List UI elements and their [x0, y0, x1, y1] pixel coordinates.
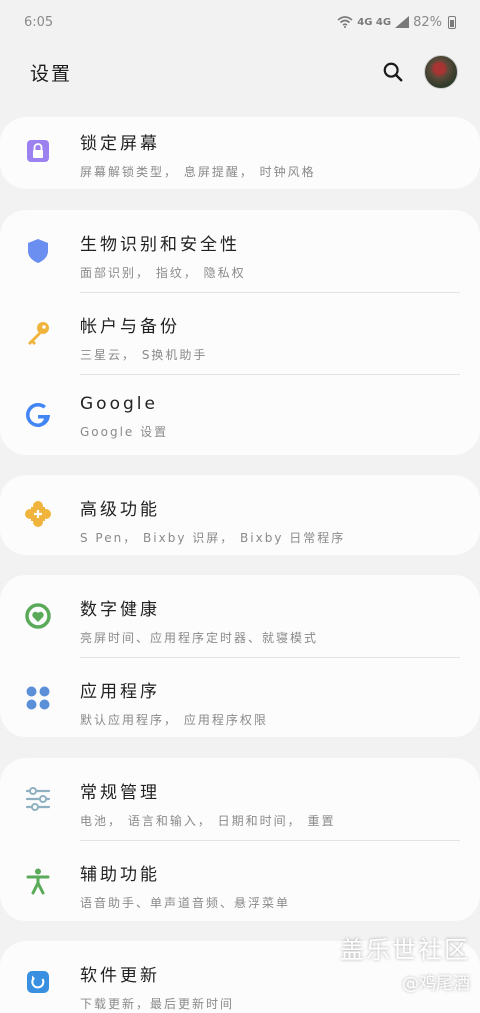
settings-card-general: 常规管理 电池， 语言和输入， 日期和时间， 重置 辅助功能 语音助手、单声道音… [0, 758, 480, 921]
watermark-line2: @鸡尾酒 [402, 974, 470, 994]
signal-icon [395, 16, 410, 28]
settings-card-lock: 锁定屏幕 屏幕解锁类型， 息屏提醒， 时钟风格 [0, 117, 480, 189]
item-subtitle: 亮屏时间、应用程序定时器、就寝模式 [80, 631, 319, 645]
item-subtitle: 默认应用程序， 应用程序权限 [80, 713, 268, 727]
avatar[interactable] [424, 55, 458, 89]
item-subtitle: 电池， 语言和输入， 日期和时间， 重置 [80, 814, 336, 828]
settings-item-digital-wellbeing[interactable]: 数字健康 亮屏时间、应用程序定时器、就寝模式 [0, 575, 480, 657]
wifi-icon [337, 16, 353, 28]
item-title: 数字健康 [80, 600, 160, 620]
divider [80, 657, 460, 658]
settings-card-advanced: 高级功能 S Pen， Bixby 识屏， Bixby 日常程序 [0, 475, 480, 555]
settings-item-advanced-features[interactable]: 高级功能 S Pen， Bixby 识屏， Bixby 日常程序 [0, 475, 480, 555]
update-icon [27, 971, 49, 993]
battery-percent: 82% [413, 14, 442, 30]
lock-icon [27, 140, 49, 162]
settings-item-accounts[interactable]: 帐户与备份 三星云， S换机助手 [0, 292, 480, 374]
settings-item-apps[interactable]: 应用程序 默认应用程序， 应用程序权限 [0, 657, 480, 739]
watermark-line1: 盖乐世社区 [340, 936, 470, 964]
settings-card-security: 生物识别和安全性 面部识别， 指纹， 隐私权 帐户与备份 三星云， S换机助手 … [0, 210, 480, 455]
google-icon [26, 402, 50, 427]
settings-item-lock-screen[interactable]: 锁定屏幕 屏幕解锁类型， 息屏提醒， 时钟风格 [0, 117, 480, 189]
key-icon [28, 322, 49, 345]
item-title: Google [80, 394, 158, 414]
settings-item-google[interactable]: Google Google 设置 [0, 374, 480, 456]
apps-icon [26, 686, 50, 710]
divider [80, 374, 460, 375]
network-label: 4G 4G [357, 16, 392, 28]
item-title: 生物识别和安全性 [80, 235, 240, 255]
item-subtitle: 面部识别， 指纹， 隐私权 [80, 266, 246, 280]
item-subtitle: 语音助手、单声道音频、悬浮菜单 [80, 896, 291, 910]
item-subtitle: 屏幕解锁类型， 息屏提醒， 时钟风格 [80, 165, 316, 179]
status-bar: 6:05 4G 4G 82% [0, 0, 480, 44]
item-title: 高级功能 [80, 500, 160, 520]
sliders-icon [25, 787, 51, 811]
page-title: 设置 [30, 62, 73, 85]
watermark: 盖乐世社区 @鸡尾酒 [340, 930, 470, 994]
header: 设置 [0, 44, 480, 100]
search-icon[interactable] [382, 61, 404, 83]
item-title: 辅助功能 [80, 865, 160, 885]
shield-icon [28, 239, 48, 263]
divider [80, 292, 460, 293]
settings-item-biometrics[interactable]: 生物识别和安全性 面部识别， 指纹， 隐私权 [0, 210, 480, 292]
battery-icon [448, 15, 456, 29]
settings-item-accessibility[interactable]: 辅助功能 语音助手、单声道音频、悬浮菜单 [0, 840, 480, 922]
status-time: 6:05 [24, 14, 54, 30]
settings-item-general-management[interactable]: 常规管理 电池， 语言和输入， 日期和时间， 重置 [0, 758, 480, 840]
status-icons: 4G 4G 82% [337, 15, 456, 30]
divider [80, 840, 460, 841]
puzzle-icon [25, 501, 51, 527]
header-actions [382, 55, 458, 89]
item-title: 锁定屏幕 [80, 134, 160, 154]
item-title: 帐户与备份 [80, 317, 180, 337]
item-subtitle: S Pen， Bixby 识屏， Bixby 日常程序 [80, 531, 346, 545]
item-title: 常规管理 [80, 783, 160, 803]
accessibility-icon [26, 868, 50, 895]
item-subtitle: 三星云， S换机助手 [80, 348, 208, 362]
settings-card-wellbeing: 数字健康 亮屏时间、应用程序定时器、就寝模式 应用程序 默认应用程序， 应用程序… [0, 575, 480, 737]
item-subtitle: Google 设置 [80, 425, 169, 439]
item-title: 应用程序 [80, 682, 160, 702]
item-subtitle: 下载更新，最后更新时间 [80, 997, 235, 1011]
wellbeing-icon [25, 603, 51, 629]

..............................

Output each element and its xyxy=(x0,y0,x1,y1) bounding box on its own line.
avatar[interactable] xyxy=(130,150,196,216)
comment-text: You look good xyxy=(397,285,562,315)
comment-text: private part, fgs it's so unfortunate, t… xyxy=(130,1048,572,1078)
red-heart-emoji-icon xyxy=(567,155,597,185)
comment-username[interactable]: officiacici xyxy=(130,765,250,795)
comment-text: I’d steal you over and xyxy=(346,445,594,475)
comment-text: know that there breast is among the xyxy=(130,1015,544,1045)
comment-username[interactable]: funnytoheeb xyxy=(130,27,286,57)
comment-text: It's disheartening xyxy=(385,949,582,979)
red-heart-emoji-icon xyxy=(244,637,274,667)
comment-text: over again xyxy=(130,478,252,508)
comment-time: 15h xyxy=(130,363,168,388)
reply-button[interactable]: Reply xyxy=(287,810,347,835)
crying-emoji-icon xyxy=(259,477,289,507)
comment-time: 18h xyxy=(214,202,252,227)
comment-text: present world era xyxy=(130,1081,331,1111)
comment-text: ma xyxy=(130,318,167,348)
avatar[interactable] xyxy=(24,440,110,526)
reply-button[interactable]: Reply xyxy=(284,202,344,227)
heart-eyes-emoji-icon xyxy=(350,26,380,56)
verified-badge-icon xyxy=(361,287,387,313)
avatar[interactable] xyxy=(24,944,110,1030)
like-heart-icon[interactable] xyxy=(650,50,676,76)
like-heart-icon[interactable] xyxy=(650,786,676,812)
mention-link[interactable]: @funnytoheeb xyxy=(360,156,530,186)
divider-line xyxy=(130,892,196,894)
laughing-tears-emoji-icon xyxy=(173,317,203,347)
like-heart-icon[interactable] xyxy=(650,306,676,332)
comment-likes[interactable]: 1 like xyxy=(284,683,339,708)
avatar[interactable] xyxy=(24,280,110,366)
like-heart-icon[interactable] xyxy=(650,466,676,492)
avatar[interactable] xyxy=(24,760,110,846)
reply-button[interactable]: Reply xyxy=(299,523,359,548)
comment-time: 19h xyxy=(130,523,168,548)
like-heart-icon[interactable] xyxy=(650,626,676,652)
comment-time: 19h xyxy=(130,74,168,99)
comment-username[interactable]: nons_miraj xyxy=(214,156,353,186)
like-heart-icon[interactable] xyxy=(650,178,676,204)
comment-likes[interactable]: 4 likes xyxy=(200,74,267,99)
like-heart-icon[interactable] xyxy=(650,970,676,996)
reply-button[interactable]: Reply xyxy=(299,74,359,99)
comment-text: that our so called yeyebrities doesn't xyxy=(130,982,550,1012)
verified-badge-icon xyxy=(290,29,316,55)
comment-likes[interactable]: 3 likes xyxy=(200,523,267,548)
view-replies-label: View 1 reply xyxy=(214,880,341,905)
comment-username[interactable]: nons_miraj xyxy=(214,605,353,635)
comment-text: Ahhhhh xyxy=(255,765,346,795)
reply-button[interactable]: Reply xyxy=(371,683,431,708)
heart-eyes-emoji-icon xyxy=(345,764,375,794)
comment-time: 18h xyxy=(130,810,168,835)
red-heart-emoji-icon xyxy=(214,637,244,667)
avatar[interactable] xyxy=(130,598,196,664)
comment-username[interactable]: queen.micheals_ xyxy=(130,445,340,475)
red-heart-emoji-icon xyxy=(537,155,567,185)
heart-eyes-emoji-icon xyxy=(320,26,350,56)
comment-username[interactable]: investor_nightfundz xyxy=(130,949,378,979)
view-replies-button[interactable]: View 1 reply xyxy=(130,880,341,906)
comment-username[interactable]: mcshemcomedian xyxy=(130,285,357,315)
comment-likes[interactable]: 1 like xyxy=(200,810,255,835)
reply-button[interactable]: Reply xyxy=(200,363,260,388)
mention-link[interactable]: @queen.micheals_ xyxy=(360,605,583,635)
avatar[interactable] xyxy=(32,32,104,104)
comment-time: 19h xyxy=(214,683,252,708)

..............................

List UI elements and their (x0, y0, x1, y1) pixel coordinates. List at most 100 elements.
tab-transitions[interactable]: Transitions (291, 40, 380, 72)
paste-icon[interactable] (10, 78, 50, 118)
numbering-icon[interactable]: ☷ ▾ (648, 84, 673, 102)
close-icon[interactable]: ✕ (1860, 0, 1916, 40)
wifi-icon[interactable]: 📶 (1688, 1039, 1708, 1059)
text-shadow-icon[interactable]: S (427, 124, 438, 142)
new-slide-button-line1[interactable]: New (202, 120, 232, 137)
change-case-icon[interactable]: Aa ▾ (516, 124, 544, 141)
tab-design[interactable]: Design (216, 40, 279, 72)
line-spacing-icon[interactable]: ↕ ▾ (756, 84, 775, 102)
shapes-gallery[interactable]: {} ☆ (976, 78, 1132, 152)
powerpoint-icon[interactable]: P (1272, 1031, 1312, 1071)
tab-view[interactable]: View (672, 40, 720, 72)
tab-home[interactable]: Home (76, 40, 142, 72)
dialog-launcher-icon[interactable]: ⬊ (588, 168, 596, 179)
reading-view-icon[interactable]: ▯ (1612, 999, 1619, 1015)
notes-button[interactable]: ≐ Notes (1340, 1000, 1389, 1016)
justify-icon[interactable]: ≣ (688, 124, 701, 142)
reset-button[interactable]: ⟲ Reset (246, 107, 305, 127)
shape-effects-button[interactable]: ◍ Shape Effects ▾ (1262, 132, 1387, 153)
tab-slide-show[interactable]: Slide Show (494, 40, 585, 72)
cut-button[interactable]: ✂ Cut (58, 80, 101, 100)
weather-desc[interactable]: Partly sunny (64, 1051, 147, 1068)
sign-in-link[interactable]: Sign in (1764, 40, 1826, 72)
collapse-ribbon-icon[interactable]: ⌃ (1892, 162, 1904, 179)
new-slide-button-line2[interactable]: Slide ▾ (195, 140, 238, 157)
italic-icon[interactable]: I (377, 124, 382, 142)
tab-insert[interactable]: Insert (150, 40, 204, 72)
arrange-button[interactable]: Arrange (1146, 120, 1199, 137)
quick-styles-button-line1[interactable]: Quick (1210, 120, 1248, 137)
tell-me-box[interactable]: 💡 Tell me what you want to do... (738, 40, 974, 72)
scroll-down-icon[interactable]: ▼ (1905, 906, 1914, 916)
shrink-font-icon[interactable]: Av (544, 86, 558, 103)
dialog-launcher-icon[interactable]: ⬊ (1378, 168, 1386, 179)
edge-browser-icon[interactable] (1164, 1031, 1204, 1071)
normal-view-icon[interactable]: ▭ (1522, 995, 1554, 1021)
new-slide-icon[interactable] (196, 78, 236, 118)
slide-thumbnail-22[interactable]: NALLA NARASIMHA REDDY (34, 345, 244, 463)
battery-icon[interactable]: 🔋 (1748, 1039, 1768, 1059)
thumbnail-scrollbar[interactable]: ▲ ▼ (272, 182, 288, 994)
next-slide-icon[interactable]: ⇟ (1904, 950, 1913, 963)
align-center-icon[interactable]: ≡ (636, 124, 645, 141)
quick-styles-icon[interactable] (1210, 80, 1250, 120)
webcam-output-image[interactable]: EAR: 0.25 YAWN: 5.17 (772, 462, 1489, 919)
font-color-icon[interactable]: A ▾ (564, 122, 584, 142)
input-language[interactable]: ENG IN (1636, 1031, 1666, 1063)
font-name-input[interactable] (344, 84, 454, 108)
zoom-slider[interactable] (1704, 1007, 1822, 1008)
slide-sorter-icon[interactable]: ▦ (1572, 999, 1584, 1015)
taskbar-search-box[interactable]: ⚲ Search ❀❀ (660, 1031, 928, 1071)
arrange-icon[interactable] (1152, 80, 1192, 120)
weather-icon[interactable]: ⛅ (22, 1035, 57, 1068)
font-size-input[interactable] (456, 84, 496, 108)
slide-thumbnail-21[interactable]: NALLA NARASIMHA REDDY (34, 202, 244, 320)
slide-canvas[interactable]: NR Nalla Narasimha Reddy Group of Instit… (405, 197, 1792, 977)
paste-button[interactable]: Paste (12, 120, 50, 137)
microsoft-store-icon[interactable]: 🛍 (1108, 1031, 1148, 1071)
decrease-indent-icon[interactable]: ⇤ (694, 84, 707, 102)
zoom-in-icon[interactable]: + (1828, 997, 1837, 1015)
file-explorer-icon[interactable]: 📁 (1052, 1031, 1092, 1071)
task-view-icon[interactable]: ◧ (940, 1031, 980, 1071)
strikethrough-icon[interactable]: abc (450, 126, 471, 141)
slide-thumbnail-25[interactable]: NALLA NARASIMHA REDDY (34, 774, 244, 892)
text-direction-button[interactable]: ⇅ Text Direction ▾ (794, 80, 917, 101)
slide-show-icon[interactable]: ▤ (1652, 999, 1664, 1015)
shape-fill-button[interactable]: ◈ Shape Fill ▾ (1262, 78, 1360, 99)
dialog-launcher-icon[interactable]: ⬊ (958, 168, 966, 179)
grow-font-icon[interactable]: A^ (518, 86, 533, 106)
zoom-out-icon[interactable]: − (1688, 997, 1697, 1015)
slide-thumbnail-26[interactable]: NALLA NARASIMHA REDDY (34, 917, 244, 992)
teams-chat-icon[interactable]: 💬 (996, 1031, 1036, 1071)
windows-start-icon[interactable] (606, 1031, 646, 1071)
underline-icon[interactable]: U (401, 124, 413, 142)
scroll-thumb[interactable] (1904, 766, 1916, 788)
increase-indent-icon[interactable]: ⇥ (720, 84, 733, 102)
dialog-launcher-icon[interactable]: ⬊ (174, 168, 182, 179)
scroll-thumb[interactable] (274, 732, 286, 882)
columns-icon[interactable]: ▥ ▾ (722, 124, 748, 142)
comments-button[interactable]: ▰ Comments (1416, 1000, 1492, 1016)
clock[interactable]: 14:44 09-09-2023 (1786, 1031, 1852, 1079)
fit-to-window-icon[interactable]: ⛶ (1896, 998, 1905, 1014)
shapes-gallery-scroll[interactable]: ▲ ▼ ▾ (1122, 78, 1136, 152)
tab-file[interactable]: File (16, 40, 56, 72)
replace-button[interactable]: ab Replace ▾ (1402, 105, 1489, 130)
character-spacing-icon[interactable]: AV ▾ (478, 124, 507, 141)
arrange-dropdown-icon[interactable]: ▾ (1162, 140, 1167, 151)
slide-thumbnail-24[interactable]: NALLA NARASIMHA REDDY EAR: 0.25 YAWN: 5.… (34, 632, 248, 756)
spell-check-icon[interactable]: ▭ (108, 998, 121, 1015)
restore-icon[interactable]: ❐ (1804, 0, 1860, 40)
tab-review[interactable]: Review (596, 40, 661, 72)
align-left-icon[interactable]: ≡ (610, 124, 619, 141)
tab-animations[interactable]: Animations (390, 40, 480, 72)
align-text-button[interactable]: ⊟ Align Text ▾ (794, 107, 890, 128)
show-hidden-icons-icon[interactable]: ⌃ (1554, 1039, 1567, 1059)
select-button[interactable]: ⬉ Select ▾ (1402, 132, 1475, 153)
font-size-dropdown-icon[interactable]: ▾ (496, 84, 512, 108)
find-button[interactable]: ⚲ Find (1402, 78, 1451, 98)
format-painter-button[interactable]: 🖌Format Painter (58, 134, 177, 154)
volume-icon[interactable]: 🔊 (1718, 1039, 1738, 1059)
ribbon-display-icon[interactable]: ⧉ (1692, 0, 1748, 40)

..............................

* [WHAT THE TASK ASKS] Repeat the listing lines from the line with "Output each element" up to and including the line with "crying-emoji-icon xyxy=(259,477,289,507)", copying each one without change.

* [SOLUTION TO THE PROBLEM]
Output each element and its xyxy=(x0,y0,x1,y1) bounding box on its own line.
avatar[interactable] xyxy=(130,150,196,216)
comment-text: You look good xyxy=(397,285,562,315)
comment-text: private part, fgs it's so unfortunate, t… xyxy=(130,1048,572,1078)
red-heart-emoji-icon xyxy=(567,155,597,185)
comment-username[interactable]: officiacici xyxy=(130,765,250,795)
comment-text: I’d steal you over and xyxy=(346,445,594,475)
comment-text: know that there breast is among the xyxy=(130,1015,544,1045)
comment-username[interactable]: funnytoheeb xyxy=(130,27,286,57)
comment-text: It's disheartening xyxy=(385,949,582,979)
red-heart-emoji-icon xyxy=(244,637,274,667)
comment-text: over again xyxy=(130,478,252,508)
comment-time: 15h xyxy=(130,363,168,388)
reply-button[interactable]: Reply xyxy=(287,810,347,835)
crying-emoji-icon xyxy=(259,477,289,507)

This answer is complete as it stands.